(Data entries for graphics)

+ + + + +

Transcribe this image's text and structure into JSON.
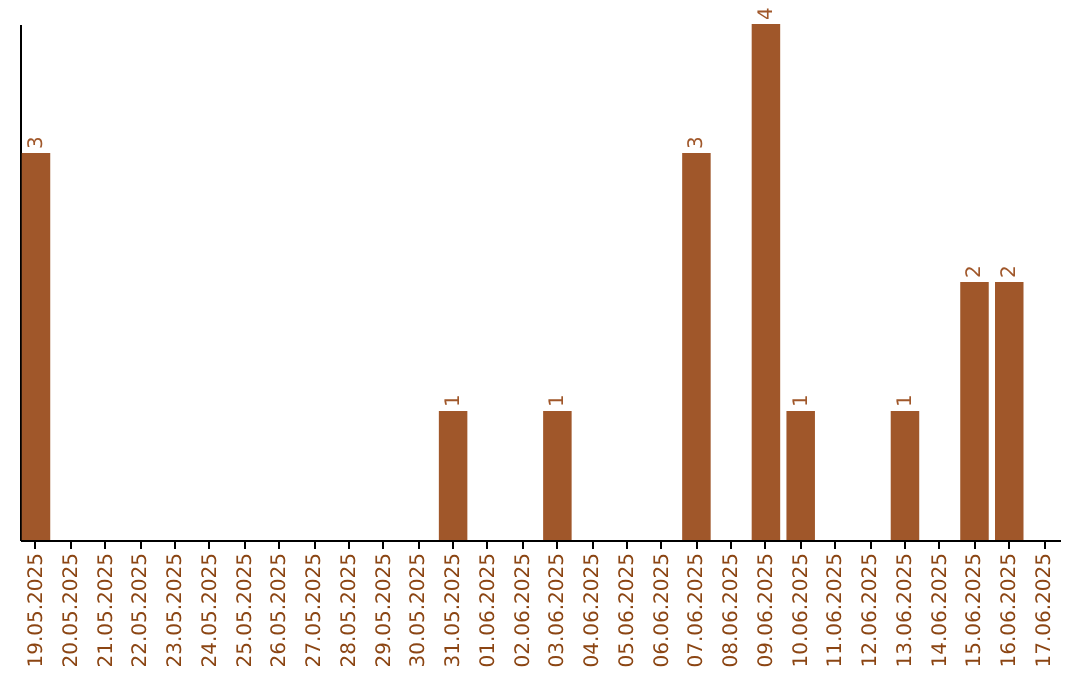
{
  "chart_data": {
    "type": "bar",
    "categories": [
      "19.05.2025",
      "20.05.2025",
      "21.05.2025",
      "22.05.2025",
      "23.05.2025",
      "24.05.2025",
      "25.05.2025",
      "26.05.2025",
      "27.05.2025",
      "28.05.2025",
      "29.05.2025",
      "30.05.2025",
      "31.05.2025",
      "01.06.2025",
      "02.06.2025",
      "03.06.2025",
      "04.06.2025",
      "05.06.2025",
      "06.06.2025",
      "07.06.2025",
      "08.06.2025",
      "09.06.2025",
      "10.06.2025",
      "11.06.2025",
      "12.06.2025",
      "13.06.2025",
      "14.06.2025",
      "15.06.2025",
      "16.06.2025",
      "17.06.2025"
    ],
    "values": [
      3,
      0,
      0,
      0,
      0,
      0,
      0,
      0,
      0,
      0,
      0,
      0,
      1,
      0,
      0,
      1,
      0,
      0,
      0,
      3,
      0,
      4,
      1,
      0,
      0,
      1,
      0,
      2,
      2,
      0
    ],
    "value_labels": [
      "3",
      null,
      null,
      null,
      null,
      null,
      null,
      null,
      null,
      null,
      null,
      null,
      "1",
      null,
      null,
      "1",
      null,
      null,
      null,
      "3",
      null,
      "4",
      "1",
      null,
      null,
      "1",
      null,
      "2",
      "2",
      null
    ],
    "color": "#a0572a",
    "tick_labels": "x",
    "grid": false
  }
}
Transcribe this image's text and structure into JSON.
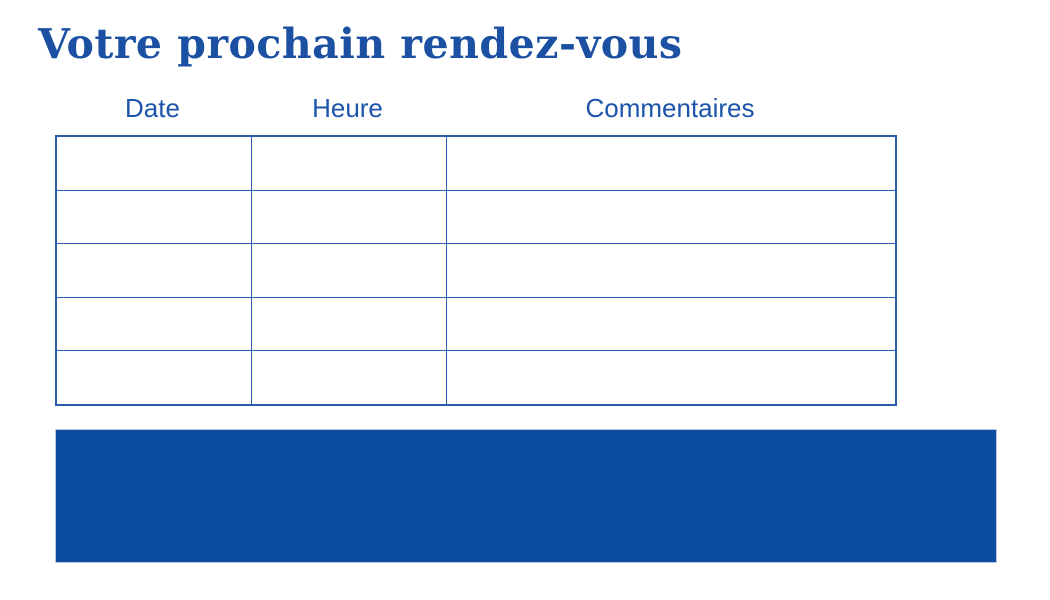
{
  "page": {
    "title": "Votre prochain rendez-vous"
  },
  "table": {
    "column_headers": [
      "Date",
      "Heure",
      "Commentaires"
    ],
    "rows": [
      [
        "",
        "",
        ""
      ],
      [
        "",
        "",
        ""
      ],
      [
        "",
        "",
        ""
      ],
      [
        "",
        "",
        ""
      ],
      [
        "",
        "",
        ""
      ]
    ]
  },
  "colors": {
    "background": "#ffffff",
    "title_blue": "#1b50a2",
    "header_blue": "#1c55aa",
    "border_blue": "#2b5cab",
    "accent_blue": "#0d4da0"
  }
}
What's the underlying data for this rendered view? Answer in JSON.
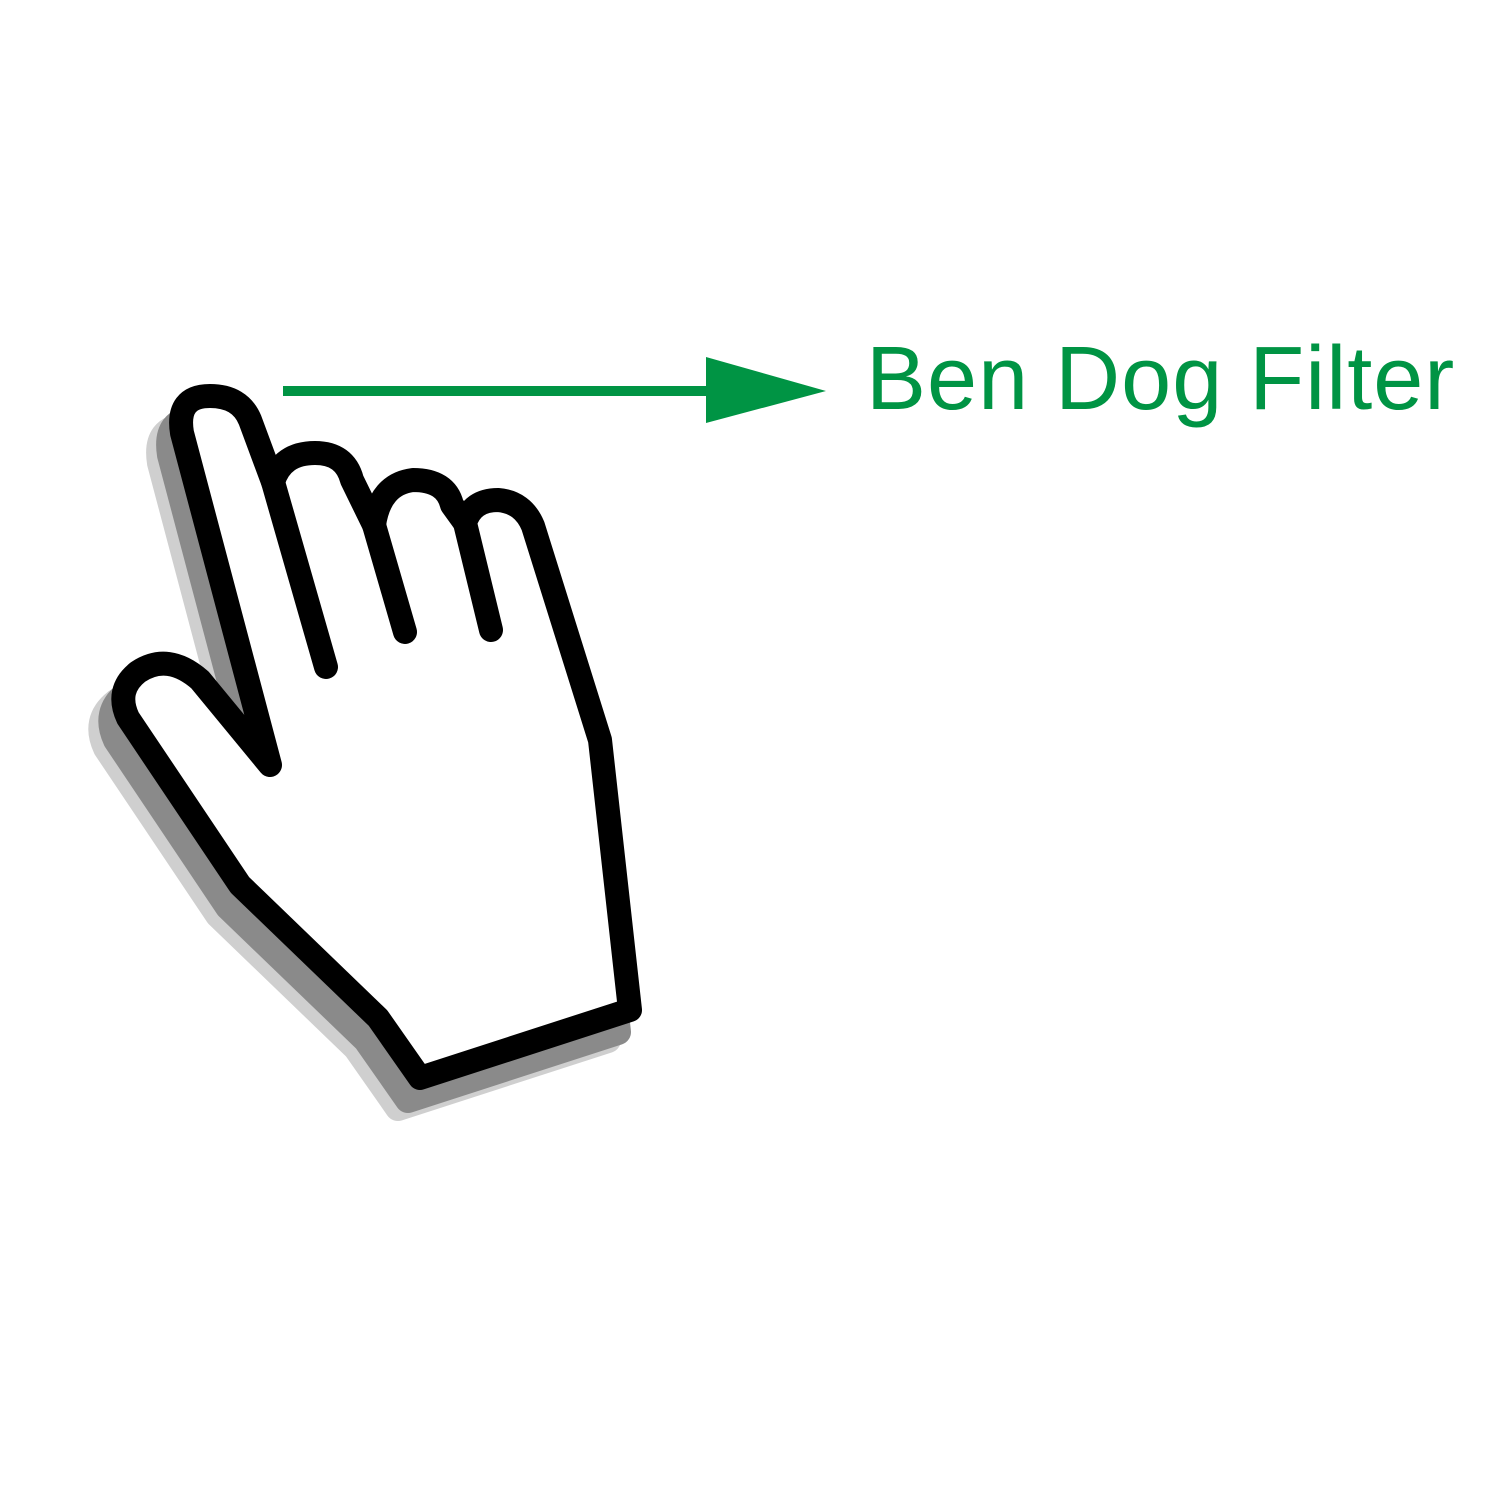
{
  "label": {
    "text": "Ben Dog Filter"
  },
  "colors": {
    "accent": "#009444",
    "outline": "#000000",
    "fill": "#ffffff",
    "shadow_dark": "#8a8a8a",
    "shadow_light": "#cfcfcf"
  },
  "icons": {
    "pointer": "hand-pointer-icon",
    "arrow": "arrow-right-icon"
  }
}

+ + + + +

Problem description
Give every line above again exactly, with no pictures.

Exercise solution
Transcribe this image's text and structure into JSON.
{
  "chart_data": {
    "type": "bar",
    "categories": [
      "19.05.2025",
      "20.05.2025",
      "21.05.2025",
      "22.05.2025",
      "23.05.2025",
      "24.05.2025",
      "25.05.2025",
      "26.05.2025",
      "27.05.2025",
      "28.05.2025",
      "29.05.2025",
      "30.05.2025",
      "31.05.2025",
      "01.06.2025",
      "02.06.2025",
      "03.06.2025",
      "04.06.2025",
      "05.06.2025",
      "06.06.2025",
      "07.06.2025",
      "08.06.2025",
      "09.06.2025",
      "10.06.2025",
      "11.06.2025",
      "12.06.2025",
      "13.06.2025",
      "14.06.2025",
      "15.06.2025",
      "16.06.2025",
      "17.06.2025"
    ],
    "values": [
      3,
      0,
      0,
      0,
      0,
      0,
      0,
      0,
      0,
      0,
      0,
      0,
      1,
      0,
      0,
      1,
      0,
      0,
      0,
      3,
      0,
      4,
      1,
      0,
      0,
      1,
      0,
      2,
      2,
      0
    ],
    "value_labels": [
      "3",
      null,
      null,
      null,
      null,
      null,
      null,
      null,
      null,
      null,
      null,
      null,
      "1",
      null,
      null,
      "1",
      null,
      null,
      null,
      "3",
      null,
      "4",
      "1",
      null,
      null,
      "1",
      null,
      "2",
      "2",
      null
    ],
    "color": "#a0572a",
    "tick_labels": "x",
    "grid": false
  }
}
Transcribe this image's text and structure into JSON.
{
  "page": {
    "title": "Votre prochain rendez-vous"
  },
  "table": {
    "column_headers": [
      "Date",
      "Heure",
      "Commentaires"
    ],
    "rows": [
      [
        "",
        "",
        ""
      ],
      [
        "",
        "",
        ""
      ],
      [
        "",
        "",
        ""
      ],
      [
        "",
        "",
        ""
      ],
      [
        "",
        "",
        ""
      ]
    ]
  },
  "colors": {
    "background": "#ffffff",
    "title_blue": "#1b50a2",
    "header_blue": "#1c55aa",
    "border_blue": "#2b5cab",
    "accent_blue": "#0d4da0"
  }
}
What's the underlying data for this rendered view? Answer in JSON.
{
  "label": {
    "text": "Ben Dog Filter"
  },
  "colors": {
    "accent": "#009444",
    "outline": "#000000",
    "fill": "#ffffff",
    "shadow_dark": "#8a8a8a",
    "shadow_light": "#cfcfcf"
  },
  "icons": {
    "pointer": "hand-pointer-icon",
    "arrow": "arrow-right-icon"
  }
}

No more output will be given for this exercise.